DATASET RECORDS start

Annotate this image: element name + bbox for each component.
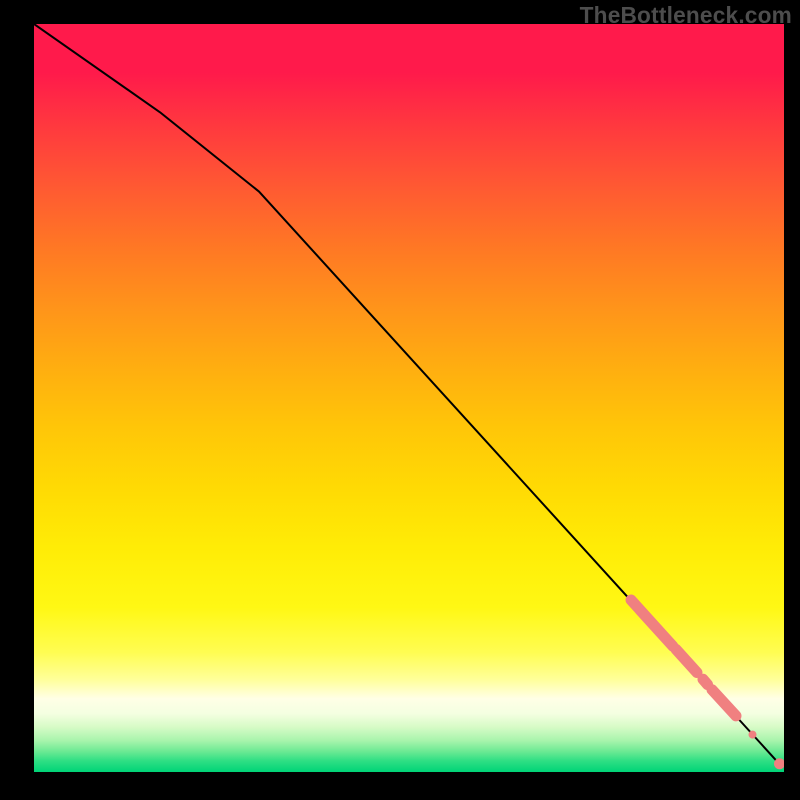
chart-svg bbox=[34, 24, 784, 784]
chart-stage: TheBottleneck.com bbox=[0, 0, 800, 800]
plot-area bbox=[34, 24, 784, 784]
marker-segment bbox=[703, 679, 708, 684]
gradient-background bbox=[34, 24, 784, 772]
marker-point bbox=[749, 731, 757, 739]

DATASET RECORDS end

Arrange every line of the records above as a numbered list, skipping blank lines and leaving out the pictures.

SOLUTION FOR THIS TASK:
1. Annotate this image: element name + bbox for each component.
2. chart-svg bbox=[34, 24, 784, 784]
3. chart-stage: TheBottleneck.com bbox=[0, 0, 800, 800]
4. plot-area bbox=[34, 24, 784, 784]
5. marker-segment bbox=[703, 679, 708, 684]
6. gradient-background bbox=[34, 24, 784, 772]
7. marker-point bbox=[749, 731, 757, 739]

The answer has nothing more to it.